▸ **Provided data**
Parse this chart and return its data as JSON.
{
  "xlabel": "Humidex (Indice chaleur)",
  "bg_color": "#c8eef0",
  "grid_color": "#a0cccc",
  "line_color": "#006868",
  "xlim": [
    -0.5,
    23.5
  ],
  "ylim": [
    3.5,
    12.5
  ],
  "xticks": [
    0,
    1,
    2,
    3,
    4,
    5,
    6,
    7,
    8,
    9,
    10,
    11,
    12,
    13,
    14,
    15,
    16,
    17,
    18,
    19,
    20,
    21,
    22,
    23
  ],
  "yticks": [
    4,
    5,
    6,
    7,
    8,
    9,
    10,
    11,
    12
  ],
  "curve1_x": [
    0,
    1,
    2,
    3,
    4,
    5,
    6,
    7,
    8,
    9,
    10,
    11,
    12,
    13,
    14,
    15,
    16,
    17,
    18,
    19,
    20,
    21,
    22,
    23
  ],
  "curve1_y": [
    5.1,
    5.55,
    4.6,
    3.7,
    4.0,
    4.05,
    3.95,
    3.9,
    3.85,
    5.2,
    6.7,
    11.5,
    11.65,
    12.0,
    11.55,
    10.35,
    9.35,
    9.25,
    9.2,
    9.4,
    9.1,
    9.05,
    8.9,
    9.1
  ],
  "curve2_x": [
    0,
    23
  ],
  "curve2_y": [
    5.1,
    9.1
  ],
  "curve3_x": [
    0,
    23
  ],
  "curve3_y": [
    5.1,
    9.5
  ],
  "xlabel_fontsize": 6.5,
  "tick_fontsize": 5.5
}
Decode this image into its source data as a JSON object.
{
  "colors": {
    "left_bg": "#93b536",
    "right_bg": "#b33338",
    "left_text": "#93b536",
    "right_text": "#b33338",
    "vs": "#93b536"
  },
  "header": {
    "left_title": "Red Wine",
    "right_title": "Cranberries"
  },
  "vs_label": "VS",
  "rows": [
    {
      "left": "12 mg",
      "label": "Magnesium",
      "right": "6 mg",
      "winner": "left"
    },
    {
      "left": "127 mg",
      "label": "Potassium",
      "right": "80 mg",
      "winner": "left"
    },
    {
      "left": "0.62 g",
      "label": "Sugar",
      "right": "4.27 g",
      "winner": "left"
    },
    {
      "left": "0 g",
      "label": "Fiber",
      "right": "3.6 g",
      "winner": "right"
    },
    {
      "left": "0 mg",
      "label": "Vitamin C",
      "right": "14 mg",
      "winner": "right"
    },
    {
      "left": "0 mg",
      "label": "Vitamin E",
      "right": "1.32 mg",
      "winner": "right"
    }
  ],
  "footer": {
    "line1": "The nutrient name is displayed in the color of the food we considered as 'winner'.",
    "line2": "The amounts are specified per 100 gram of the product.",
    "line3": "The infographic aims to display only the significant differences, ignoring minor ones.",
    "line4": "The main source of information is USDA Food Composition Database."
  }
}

▸ **Work instructions**
Each of the records should be retyped exactly.

▸ **The completed task**
Parse this chart and return its data as JSON.
{
  "xlabel": "Humidex (Indice chaleur)",
  "bg_color": "#c8eef0",
  "grid_color": "#a0cccc",
  "line_color": "#006868",
  "xlim": [
    -0.5,
    23.5
  ],
  "ylim": [
    3.5,
    12.5
  ],
  "xticks": [
    0,
    1,
    2,
    3,
    4,
    5,
    6,
    7,
    8,
    9,
    10,
    11,
    12,
    13,
    14,
    15,
    16,
    17,
    18,
    19,
    20,
    21,
    22,
    23
  ],
  "yticks": [
    4,
    5,
    6,
    7,
    8,
    9,
    10,
    11,
    12
  ],
  "curve1_x": [
    0,
    1,
    2,
    3,
    4,
    5,
    6,
    7,
    8,
    9,
    10,
    11,
    12,
    13,
    14,
    15,
    16,
    17,
    18,
    19,
    20,
    21,
    22,
    23
  ],
  "curve1_y": [
    5.1,
    5.55,
    4.6,
    3.7,
    4.0,
    4.05,
    3.95,
    3.9,
    3.85,
    5.2,
    6.7,
    11.5,
    11.65,
    12.0,
    11.55,
    10.35,
    9.35,
    9.25,
    9.2,
    9.4,
    9.1,
    9.05,
    8.9,
    9.1
  ],
  "curve2_x": [
    0,
    23
  ],
  "curve2_y": [
    5.1,
    9.1
  ],
  "curve3_x": [
    0,
    23
  ],
  "curve3_y": [
    5.1,
    9.5
  ],
  "xlabel_fontsize": 6.5,
  "tick_fontsize": 5.5
}
Decode this image into its source data as a JSON object.
{
  "colors": {
    "left_bg": "#93b536",
    "right_bg": "#b33338",
    "left_text": "#93b536",
    "right_text": "#b33338",
    "vs": "#93b536"
  },
  "header": {
    "left_title": "Red Wine",
    "right_title": "Cranberries"
  },
  "vs_label": "VS",
  "rows": [
    {
      "left": "12 mg",
      "label": "Magnesium",
      "right": "6 mg",
      "winner": "left"
    },
    {
      "left": "127 mg",
      "label": "Potassium",
      "right": "80 mg",
      "winner": "left"
    },
    {
      "left": "0.62 g",
      "label": "Sugar",
      "right": "4.27 g",
      "winner": "left"
    },
    {
      "left": "0 g",
      "label": "Fiber",
      "right": "3.6 g",
      "winner": "right"
    },
    {
      "left": "0 mg",
      "label": "Vitamin C",
      "right": "14 mg",
      "winner": "right"
    },
    {
      "left": "0 mg",
      "label": "Vitamin E",
      "right": "1.32 mg",
      "winner": "right"
    }
  ],
  "footer": {
    "line1": "The nutrient name is displayed in the color of the food we considered as 'winner'.",
    "line2": "The amounts are specified per 100 gram of the product.",
    "line3": "The infographic aims to display only the significant differences, ignoring minor ones.",
    "line4": "The main source of information is USDA Food Composition Database."
  }
}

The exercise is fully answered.